Short problem> Extract, from the records beneath this instruction, each line that contains the word "BARB".
* start Supplied records *
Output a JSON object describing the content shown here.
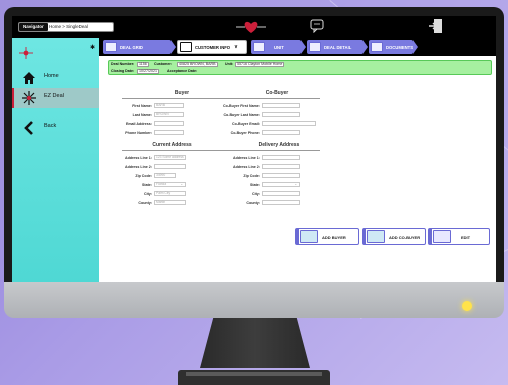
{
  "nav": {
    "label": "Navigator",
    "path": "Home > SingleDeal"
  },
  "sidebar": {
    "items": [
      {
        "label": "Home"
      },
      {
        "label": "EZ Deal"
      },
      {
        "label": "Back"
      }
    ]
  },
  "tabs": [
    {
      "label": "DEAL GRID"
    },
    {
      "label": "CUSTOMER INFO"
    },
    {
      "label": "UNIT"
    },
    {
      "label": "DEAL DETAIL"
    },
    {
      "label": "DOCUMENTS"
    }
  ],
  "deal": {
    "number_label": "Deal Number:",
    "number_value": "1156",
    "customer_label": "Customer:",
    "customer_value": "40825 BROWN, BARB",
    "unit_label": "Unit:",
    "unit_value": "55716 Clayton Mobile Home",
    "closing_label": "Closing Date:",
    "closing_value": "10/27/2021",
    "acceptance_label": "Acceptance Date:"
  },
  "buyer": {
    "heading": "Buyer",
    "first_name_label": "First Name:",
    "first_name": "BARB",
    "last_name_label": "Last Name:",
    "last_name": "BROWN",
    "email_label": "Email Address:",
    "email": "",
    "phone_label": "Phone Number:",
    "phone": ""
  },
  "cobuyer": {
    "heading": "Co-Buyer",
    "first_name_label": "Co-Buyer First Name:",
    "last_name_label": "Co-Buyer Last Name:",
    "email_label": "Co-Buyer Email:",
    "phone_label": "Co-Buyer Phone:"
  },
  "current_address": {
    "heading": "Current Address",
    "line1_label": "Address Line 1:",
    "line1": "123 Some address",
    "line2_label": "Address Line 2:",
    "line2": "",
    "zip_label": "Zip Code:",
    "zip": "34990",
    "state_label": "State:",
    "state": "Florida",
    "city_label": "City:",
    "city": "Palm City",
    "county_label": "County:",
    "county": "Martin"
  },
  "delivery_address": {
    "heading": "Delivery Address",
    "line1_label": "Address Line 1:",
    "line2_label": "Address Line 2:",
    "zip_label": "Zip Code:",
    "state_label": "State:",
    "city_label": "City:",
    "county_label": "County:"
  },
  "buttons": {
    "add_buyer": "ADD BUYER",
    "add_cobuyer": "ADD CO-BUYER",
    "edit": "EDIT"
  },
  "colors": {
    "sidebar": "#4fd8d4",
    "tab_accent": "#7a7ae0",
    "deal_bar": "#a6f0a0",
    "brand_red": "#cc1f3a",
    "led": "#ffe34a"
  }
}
* end Supplied records *
Answer to this task>
    "customer_value": "40825 BROWN, BARB",
    "first_name": "BARB",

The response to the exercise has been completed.